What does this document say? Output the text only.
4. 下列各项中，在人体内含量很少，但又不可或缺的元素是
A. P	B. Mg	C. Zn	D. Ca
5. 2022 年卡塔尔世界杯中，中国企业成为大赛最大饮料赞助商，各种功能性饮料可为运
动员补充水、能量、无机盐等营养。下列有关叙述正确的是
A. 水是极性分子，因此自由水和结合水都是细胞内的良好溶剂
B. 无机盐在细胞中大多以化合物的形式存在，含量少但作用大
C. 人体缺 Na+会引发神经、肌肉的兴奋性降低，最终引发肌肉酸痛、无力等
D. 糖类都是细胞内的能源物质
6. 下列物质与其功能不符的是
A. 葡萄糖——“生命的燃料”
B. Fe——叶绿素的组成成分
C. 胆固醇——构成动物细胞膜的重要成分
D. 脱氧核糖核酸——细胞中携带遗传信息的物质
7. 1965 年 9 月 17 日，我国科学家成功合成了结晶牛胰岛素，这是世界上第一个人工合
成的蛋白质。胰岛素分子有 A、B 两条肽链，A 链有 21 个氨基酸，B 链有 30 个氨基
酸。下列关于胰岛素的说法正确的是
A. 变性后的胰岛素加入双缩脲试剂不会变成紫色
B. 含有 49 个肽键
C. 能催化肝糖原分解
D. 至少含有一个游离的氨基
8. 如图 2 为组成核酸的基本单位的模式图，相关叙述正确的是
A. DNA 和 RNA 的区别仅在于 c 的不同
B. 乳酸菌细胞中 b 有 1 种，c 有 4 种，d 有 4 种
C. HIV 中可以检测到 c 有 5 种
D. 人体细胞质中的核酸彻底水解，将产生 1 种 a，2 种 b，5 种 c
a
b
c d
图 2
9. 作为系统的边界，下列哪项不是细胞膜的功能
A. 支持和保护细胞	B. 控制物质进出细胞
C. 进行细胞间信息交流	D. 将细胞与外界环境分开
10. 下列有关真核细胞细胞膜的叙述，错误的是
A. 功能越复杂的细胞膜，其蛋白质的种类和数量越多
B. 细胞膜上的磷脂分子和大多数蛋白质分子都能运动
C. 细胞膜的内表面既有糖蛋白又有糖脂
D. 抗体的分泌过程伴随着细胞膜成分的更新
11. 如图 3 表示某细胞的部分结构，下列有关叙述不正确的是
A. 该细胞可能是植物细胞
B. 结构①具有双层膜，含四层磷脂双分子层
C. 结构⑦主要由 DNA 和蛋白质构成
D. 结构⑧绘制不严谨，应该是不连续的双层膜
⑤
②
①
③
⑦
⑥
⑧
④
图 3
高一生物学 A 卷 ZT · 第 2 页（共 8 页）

____

• **Objective**
Please reproduce the entire listing, exactly as shown.

• **Response**
What does this document say? Output the text only.
4. 下列各项中，在人体内含量很少，但又不可或缺的元素是
A. P	B. Mg	C. Zn	D. Ca
5. 2022 年卡塔尔世界杯中，中国企业成为大赛最大饮料赞助商，各种功能性饮料可为运
动员补充水、能量、无机盐等营养。下列有关叙述正确的是
A. 水是极性分子，因此自由水和结合水都是细胞内的良好溶剂
B. 无机盐在细胞中大多以化合物的形式存在，含量少但作用大
C. 人体缺 Na+会引发神经、肌肉的兴奋性降低，最终引发肌肉酸痛、无力等
D. 糖类都是细胞内的能源物质
6. 下列物质与其功能不符的是
A. 葡萄糖——“生命的燃料”
B. Fe——叶绿素的组成成分
C. 胆固醇——构成动物细胞膜的重要成分
D. 脱氧核糖核酸——细胞中携带遗传信息的物质
7. 1965 年 9 月 17 日，我国科学家成功合成了结晶牛胰岛素，这是世界上第一个人工合
成的蛋白质。胰岛素分子有 A、B 两条肽链，A 链有 21 个氨基酸，B 链有 30 个氨基
酸。下列关于胰岛素的说法正确的是
A. 变性后的胰岛素加入双缩脲试剂不会变成紫色
B. 含有 49 个肽键
C. 能催化肝糖原分解
D. 至少含有一个游离的氨基
8. 如图 2 为组成核酸的基本单位的模式图，相关叙述正确的是
A. DNA 和 RNA 的区别仅在于 c 的不同
B. 乳酸菌细胞中 b 有 1 种，c 有 4 种，d 有 4 种
C. HIV 中可以检测到 c 有 5 种
D. 人体细胞质中的核酸彻底水解，将产生 1 种 a，2 种 b，5 种 c
a
b
c d
图 2
9. 作为系统的边界，下列哪项不是细胞膜的功能
A. 支持和保护细胞	B. 控制物质进出细胞
C. 进行细胞间信息交流	D. 将细胞与外界环境分开
10. 下列有关真核细胞细胞膜的叙述，错误的是
A. 功能越复杂的细胞膜，其蛋白质的种类和数量越多
B. 细胞膜上的磷脂分子和大多数蛋白质分子都能运动
C. 细胞膜的内表面既有糖蛋白又有糖脂
D. 抗体的分泌过程伴随着细胞膜成分的更新
11. 如图 3 表示某细胞的部分结构，下列有关叙述不正确的是
A. 该细胞可能是植物细胞
B. 结构①具有双层膜，含四层磷脂双分子层
C. 结构⑦主要由 DNA 和蛋白质构成
D. 结构⑧绘制不严谨，应该是不连续的双层膜
⑤
②
①
③
⑦
⑥
⑧
④
图 3
高一生物学 A 卷 ZT · 第 2 页（共 8 页）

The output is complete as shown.